### Exercise brief
Pull every "value" line out of the data below.

+ + + + +

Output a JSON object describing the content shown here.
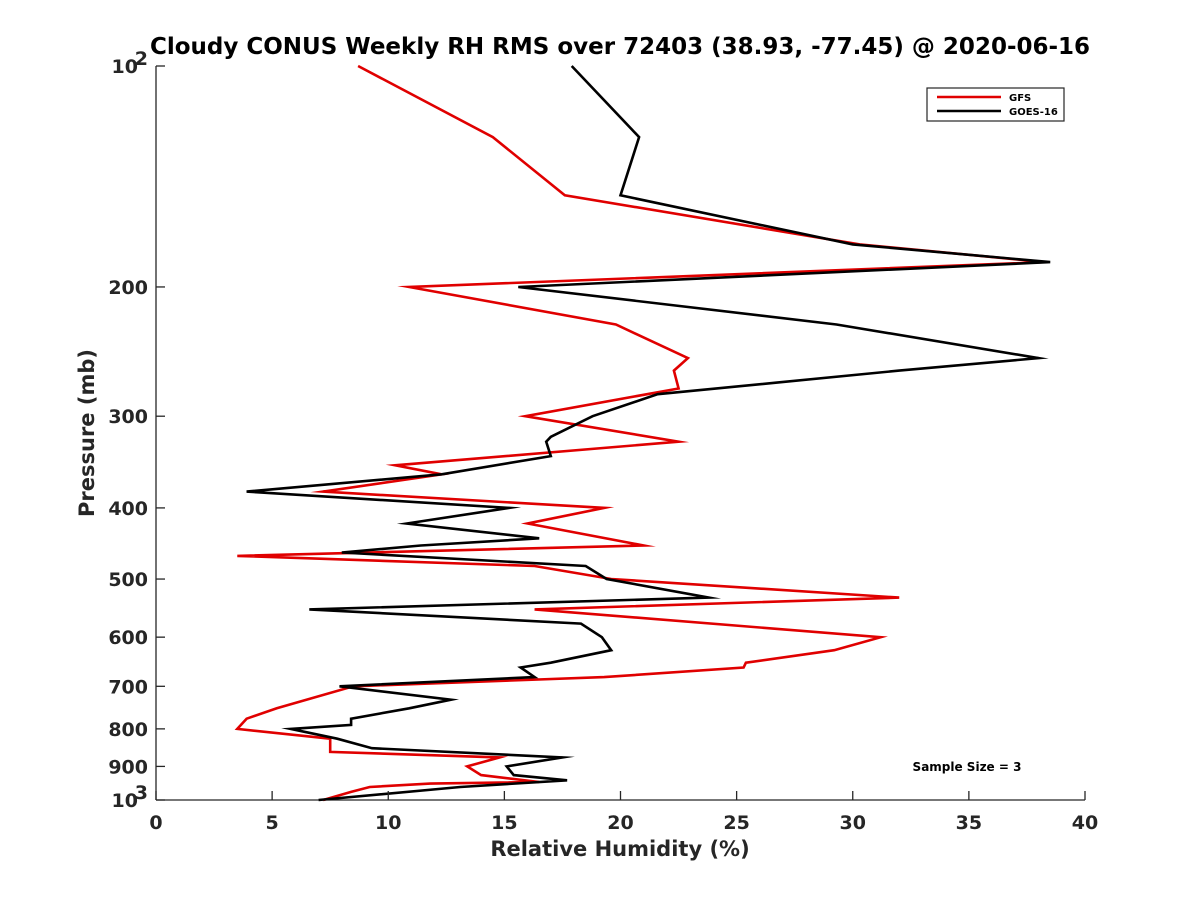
{
  "chart_data": {
    "type": "line",
    "title": "Cloudy CONUS Weekly RH RMS over 72403 (38.93, -77.45) @ 2020-06-16",
    "xlabel": "Relative Humidity (%)",
    "ylabel": "Pressure (mb)",
    "xlim": [
      0,
      40
    ],
    "ylim": [
      100,
      1000
    ],
    "y_scale": "log",
    "y_reversed": true,
    "x_ticks": [
      "0",
      "5",
      "10",
      "15",
      "20",
      "25",
      "30",
      "35",
      "40"
    ],
    "y_ticks": [
      {
        "value": 100,
        "label": "10",
        "sup": "2"
      },
      {
        "value": 200,
        "label": "200",
        "sup": ""
      },
      {
        "value": 300,
        "label": "300",
        "sup": ""
      },
      {
        "value": 400,
        "label": "400",
        "sup": ""
      },
      {
        "value": 500,
        "label": "500",
        "sup": ""
      },
      {
        "value": 600,
        "label": "600",
        "sup": ""
      },
      {
        "value": 700,
        "label": "700",
        "sup": ""
      },
      {
        "value": 800,
        "label": "800",
        "sup": ""
      },
      {
        "value": 900,
        "label": "900",
        "sup": ""
      },
      {
        "value": 1000,
        "label": "10",
        "sup": "3"
      }
    ],
    "grid": false,
    "legend_position": "top-right",
    "annotation": "Sample Size = 3",
    "series": [
      {
        "name": "GFS",
        "color": "#e00000",
        "points": [
          [
            8.7,
            100
          ],
          [
            14.5,
            125
          ],
          [
            17.6,
            150
          ],
          [
            30.3,
            175
          ],
          [
            38.3,
            185
          ],
          [
            10.9,
            200
          ],
          [
            19.8,
            225
          ],
          [
            22.9,
            250
          ],
          [
            22.3,
            260
          ],
          [
            22.5,
            275
          ],
          [
            15.9,
            300
          ],
          [
            22.5,
            325
          ],
          [
            10.3,
            350
          ],
          [
            12.3,
            360
          ],
          [
            7.2,
            380
          ],
          [
            19.3,
            400
          ],
          [
            16.0,
            420
          ],
          [
            21.0,
            450
          ],
          [
            3.5,
            465
          ],
          [
            16.3,
            480
          ],
          [
            19.6,
            500
          ],
          [
            32.0,
            530
          ],
          [
            16.3,
            550
          ],
          [
            31.2,
            600
          ],
          [
            29.2,
            625
          ],
          [
            25.4,
            650
          ],
          [
            25.3,
            660
          ],
          [
            19.3,
            680
          ],
          [
            8.5,
            700
          ],
          [
            5.2,
            750
          ],
          [
            3.9,
            775
          ],
          [
            3.5,
            800
          ],
          [
            7.5,
            825
          ],
          [
            7.5,
            860
          ],
          [
            14.8,
            875
          ],
          [
            13.4,
            900
          ],
          [
            14.0,
            925
          ],
          [
            16.5,
            945
          ],
          [
            11.8,
            950
          ],
          [
            9.2,
            960
          ],
          [
            8.4,
            975
          ],
          [
            7.2,
            1000
          ]
        ]
      },
      {
        "name": "GOES-16",
        "color": "#000000",
        "points": [
          [
            17.9,
            100
          ],
          [
            20.8,
            125
          ],
          [
            20.0,
            150
          ],
          [
            30.0,
            175
          ],
          [
            38.5,
            185
          ],
          [
            15.6,
            200
          ],
          [
            29.3,
            225
          ],
          [
            38.0,
            250
          ],
          [
            32.0,
            260
          ],
          [
            21.6,
            280
          ],
          [
            18.8,
            300
          ],
          [
            17.0,
            320
          ],
          [
            16.8,
            325
          ],
          [
            17.0,
            340
          ],
          [
            12.3,
            360
          ],
          [
            3.9,
            380
          ],
          [
            15.2,
            400
          ],
          [
            10.8,
            420
          ],
          [
            16.5,
            440
          ],
          [
            11.4,
            450
          ],
          [
            8.0,
            460
          ],
          [
            18.5,
            480
          ],
          [
            19.4,
            500
          ],
          [
            23.8,
            530
          ],
          [
            6.6,
            550
          ],
          [
            18.3,
            575
          ],
          [
            19.2,
            600
          ],
          [
            19.6,
            625
          ],
          [
            17.0,
            650
          ],
          [
            15.7,
            660
          ],
          [
            16.3,
            680
          ],
          [
            7.9,
            700
          ],
          [
            12.7,
            730
          ],
          [
            10.9,
            750
          ],
          [
            8.4,
            775
          ],
          [
            8.4,
            790
          ],
          [
            5.8,
            800
          ],
          [
            7.8,
            825
          ],
          [
            9.3,
            850
          ],
          [
            17.5,
            875
          ],
          [
            15.1,
            900
          ],
          [
            15.4,
            925
          ],
          [
            17.7,
            940
          ],
          [
            13.1,
            960
          ],
          [
            7.0,
            1000
          ]
        ]
      }
    ]
  }
}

+ + + + +

### Final answer
        "value": 100,
        "value": 200,
        "value": 300,
        "value": 400,
        "value": 500,
        "value": 600,
        "value": 700,
        "value": 800,
        "value": 900,
        "value": 1000,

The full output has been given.